▸ **Problem**:
Pull every line holding the string "name" from the records below.
---------- Supplied entries
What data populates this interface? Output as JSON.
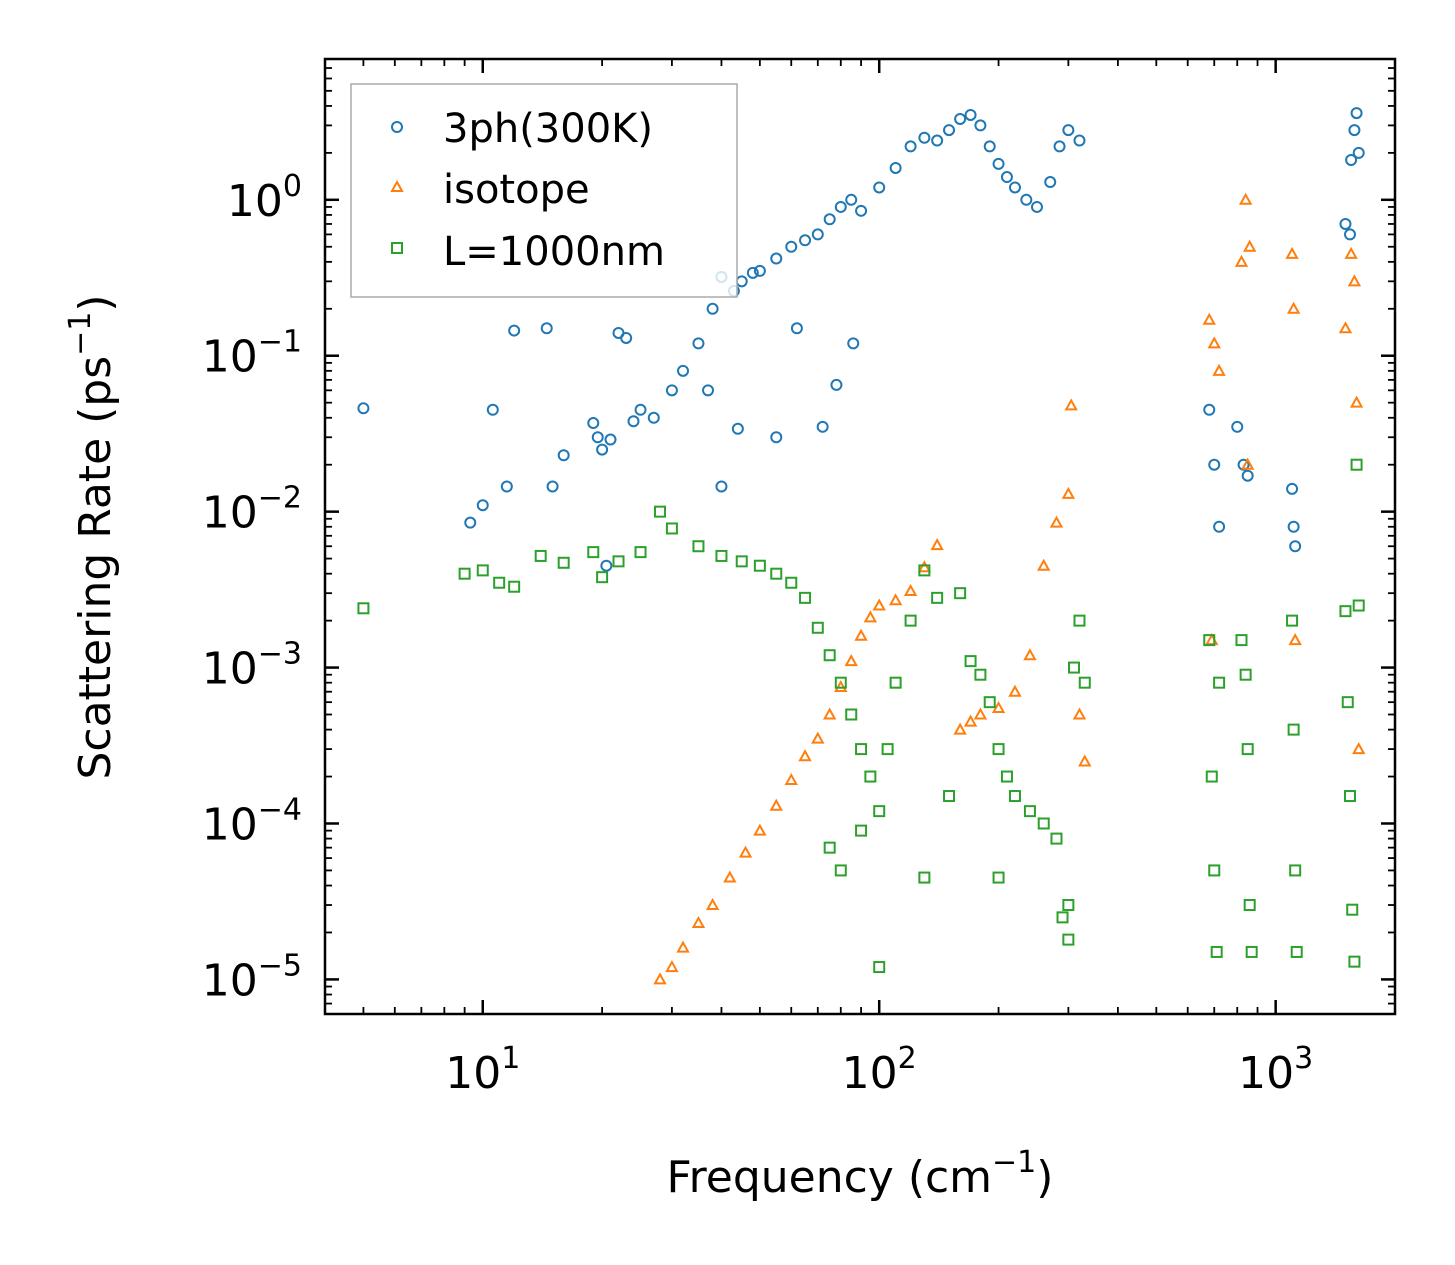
{
  "chart_data": {
    "type": "scatter",
    "title": "",
    "xscale": "log",
    "yscale": "log",
    "xlabel": "Frequency (cm",
    "xlabel_sup": "−1",
    "xlabel_end": ")",
    "ylabel": "Scattering Rate (ps",
    "ylabel_sup": "−1",
    "ylabel_end": ")",
    "xlim": [
      4,
      2000
    ],
    "ylim": [
      6e-06,
      8
    ],
    "xticks": [
      {
        "value": 10,
        "base": "10",
        "exp": "1"
      },
      {
        "value": 100,
        "base": "10",
        "exp": "2"
      },
      {
        "value": 1000,
        "base": "10",
        "exp": "3"
      }
    ],
    "yticks": [
      {
        "value": 1e-05,
        "base": "10",
        "exp": "−5"
      },
      {
        "value": 0.0001,
        "base": "10",
        "exp": "−4"
      },
      {
        "value": 0.001,
        "base": "10",
        "exp": "−3"
      },
      {
        "value": 0.01,
        "base": "10",
        "exp": "−2"
      },
      {
        "value": 0.1,
        "base": "10",
        "exp": "−1"
      },
      {
        "value": 1,
        "base": "10",
        "exp": "0"
      }
    ],
    "legend_position": "top-left",
    "series": [
      {
        "name": "3ph(300K)",
        "marker": "circle",
        "color": "#1f77b4",
        "points": [
          [
            5,
            0.046
          ],
          [
            9.3,
            0.0085
          ],
          [
            10,
            0.011
          ],
          [
            10.6,
            0.045
          ],
          [
            11.5,
            0.0145
          ],
          [
            12,
            0.145
          ],
          [
            14.5,
            0.15
          ],
          [
            15,
            0.0145
          ],
          [
            16,
            0.023
          ],
          [
            19,
            0.037
          ],
          [
            19.5,
            0.03
          ],
          [
            20,
            0.025
          ],
          [
            20.5,
            0.0045
          ],
          [
            21,
            0.029
          ],
          [
            22,
            0.14
          ],
          [
            23,
            0.13
          ],
          [
            24,
            0.038
          ],
          [
            25,
            0.045
          ],
          [
            27,
            0.04
          ],
          [
            30,
            0.06
          ],
          [
            32,
            0.08
          ],
          [
            35,
            0.12
          ],
          [
            38,
            0.2
          ],
          [
            40,
            0.32
          ],
          [
            43,
            0.26
          ],
          [
            45,
            0.3
          ],
          [
            48,
            0.34
          ],
          [
            50,
            0.35
          ],
          [
            55,
            0.42
          ],
          [
            60,
            0.5
          ],
          [
            65,
            0.55
          ],
          [
            70,
            0.6
          ],
          [
            75,
            0.75
          ],
          [
            80,
            0.9
          ],
          [
            85,
            1.0
          ],
          [
            90,
            0.85
          ],
          [
            100,
            1.2
          ],
          [
            110,
            1.6
          ],
          [
            120,
            2.2
          ],
          [
            130,
            2.5
          ],
          [
            140,
            2.4
          ],
          [
            150,
            2.8
          ],
          [
            160,
            3.3
          ],
          [
            170,
            3.5
          ],
          [
            180,
            3.0
          ],
          [
            190,
            2.2
          ],
          [
            200,
            1.7
          ],
          [
            210,
            1.4
          ],
          [
            220,
            1.2
          ],
          [
            235,
            1.0
          ],
          [
            250,
            0.9
          ],
          [
            270,
            1.3
          ],
          [
            285,
            2.2
          ],
          [
            300,
            2.8
          ],
          [
            320,
            2.4
          ],
          [
            44,
            0.034
          ],
          [
            62,
            0.15
          ],
          [
            72,
            0.035
          ],
          [
            78,
            0.065
          ],
          [
            86,
            0.12
          ],
          [
            40,
            0.0145
          ],
          [
            37,
            0.06
          ],
          [
            55,
            0.03
          ],
          [
            680,
            0.045
          ],
          [
            700,
            0.02
          ],
          [
            720,
            0.008
          ],
          [
            800,
            0.035
          ],
          [
            830,
            0.02
          ],
          [
            850,
            0.017
          ],
          [
            1100,
            0.014
          ],
          [
            1110,
            0.008
          ],
          [
            1120,
            0.006
          ],
          [
            1500,
            0.7
          ],
          [
            1550,
            1.8
          ],
          [
            1580,
            2.8
          ],
          [
            1600,
            3.6
          ],
          [
            1620,
            2.0
          ],
          [
            1540,
            0.6
          ]
        ]
      },
      {
        "name": "isotope",
        "marker": "triangle",
        "color": "#ff7f0e",
        "points": [
          [
            28,
            1e-05
          ],
          [
            30,
            1.2e-05
          ],
          [
            32,
            1.6e-05
          ],
          [
            35,
            2.3e-05
          ],
          [
            38,
            3e-05
          ],
          [
            42,
            4.5e-05
          ],
          [
            46,
            6.5e-05
          ],
          [
            50,
            9e-05
          ],
          [
            55,
            0.00013
          ],
          [
            60,
            0.00019
          ],
          [
            65,
            0.00027
          ],
          [
            70,
            0.00035
          ],
          [
            75,
            0.0005
          ],
          [
            80,
            0.00075
          ],
          [
            85,
            0.0011
          ],
          [
            90,
            0.0016
          ],
          [
            95,
            0.0021
          ],
          [
            100,
            0.0025
          ],
          [
            110,
            0.0027
          ],
          [
            120,
            0.0031
          ],
          [
            130,
            0.0044
          ],
          [
            140,
            0.0061
          ],
          [
            160,
            0.0004
          ],
          [
            170,
            0.00045
          ],
          [
            180,
            0.0005
          ],
          [
            200,
            0.00055
          ],
          [
            220,
            0.0007
          ],
          [
            240,
            0.0012
          ],
          [
            260,
            0.0045
          ],
          [
            280,
            0.0085
          ],
          [
            300,
            0.013
          ],
          [
            305,
            0.048
          ],
          [
            320,
            0.0005
          ],
          [
            330,
            0.00025
          ],
          [
            680,
            0.17
          ],
          [
            700,
            0.12
          ],
          [
            720,
            0.08
          ],
          [
            690,
            0.0015
          ],
          [
            820,
            0.4
          ],
          [
            840,
            1.0
          ],
          [
            860,
            0.5
          ],
          [
            850,
            0.02
          ],
          [
            1100,
            0.45
          ],
          [
            1110,
            0.2
          ],
          [
            1120,
            0.0015
          ],
          [
            1500,
            0.15
          ],
          [
            1550,
            0.45
          ],
          [
            1580,
            0.3
          ],
          [
            1600,
            0.05
          ],
          [
            1620,
            0.0003
          ]
        ]
      },
      {
        "name": "L=1000nm",
        "marker": "square",
        "color": "#2ca02c",
        "points": [
          [
            5,
            0.0024
          ],
          [
            9,
            0.004
          ],
          [
            10,
            0.0042
          ],
          [
            11,
            0.0035
          ],
          [
            12,
            0.0033
          ],
          [
            14,
            0.0052
          ],
          [
            16,
            0.0047
          ],
          [
            19,
            0.0055
          ],
          [
            20,
            0.0038
          ],
          [
            22,
            0.0048
          ],
          [
            25,
            0.0055
          ],
          [
            28,
            0.01
          ],
          [
            30,
            0.0078
          ],
          [
            35,
            0.006
          ],
          [
            40,
            0.0052
          ],
          [
            45,
            0.0048
          ],
          [
            50,
            0.0045
          ],
          [
            55,
            0.004
          ],
          [
            60,
            0.0035
          ],
          [
            65,
            0.0028
          ],
          [
            70,
            0.0018
          ],
          [
            75,
            0.0012
          ],
          [
            80,
            0.0008
          ],
          [
            85,
            0.0005
          ],
          [
            90,
            0.0003
          ],
          [
            95,
            0.0002
          ],
          [
            100,
            0.00012
          ],
          [
            105,
            0.0003
          ],
          [
            110,
            0.0008
          ],
          [
            120,
            0.002
          ],
          [
            130,
            0.0042
          ],
          [
            140,
            0.0028
          ],
          [
            150,
            0.00015
          ],
          [
            160,
            0.003
          ],
          [
            170,
            0.0011
          ],
          [
            180,
            0.0009
          ],
          [
            190,
            0.0006
          ],
          [
            200,
            0.0003
          ],
          [
            210,
            0.0002
          ],
          [
            220,
            0.00015
          ],
          [
            240,
            0.00012
          ],
          [
            260,
            0.0001
          ],
          [
            280,
            8e-05
          ],
          [
            300,
            3e-05
          ],
          [
            310,
            0.001
          ],
          [
            320,
            0.002
          ],
          [
            330,
            0.0008
          ],
          [
            100,
            1.2e-05
          ],
          [
            130,
            4.5e-05
          ],
          [
            75,
            7e-05
          ],
          [
            80,
            5e-05
          ],
          [
            90,
            9e-05
          ],
          [
            200,
            4.5e-05
          ],
          [
            290,
            2.5e-05
          ],
          [
            300,
            1.8e-05
          ],
          [
            680,
            0.0015
          ],
          [
            690,
            0.0002
          ],
          [
            700,
            5e-05
          ],
          [
            710,
            1.5e-05
          ],
          [
            720,
            0.0008
          ],
          [
            820,
            0.0015
          ],
          [
            840,
            0.0009
          ],
          [
            850,
            0.0003
          ],
          [
            860,
            3e-05
          ],
          [
            870,
            1.5e-05
          ],
          [
            1100,
            0.002
          ],
          [
            1110,
            0.0004
          ],
          [
            1120,
            5e-05
          ],
          [
            1130,
            1.5e-05
          ],
          [
            1500,
            0.0023
          ],
          [
            1520,
            0.0006
          ],
          [
            1540,
            0.00015
          ],
          [
            1560,
            2.8e-05
          ],
          [
            1580,
            1.3e-05
          ],
          [
            1600,
            0.02
          ],
          [
            1620,
            0.0025
          ]
        ]
      }
    ]
  }
}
--------------------
▸ **Answer to the exercise**:
        "name": "3ph(300K)",
        "name": "isotope",
        "name": "L=1000nm",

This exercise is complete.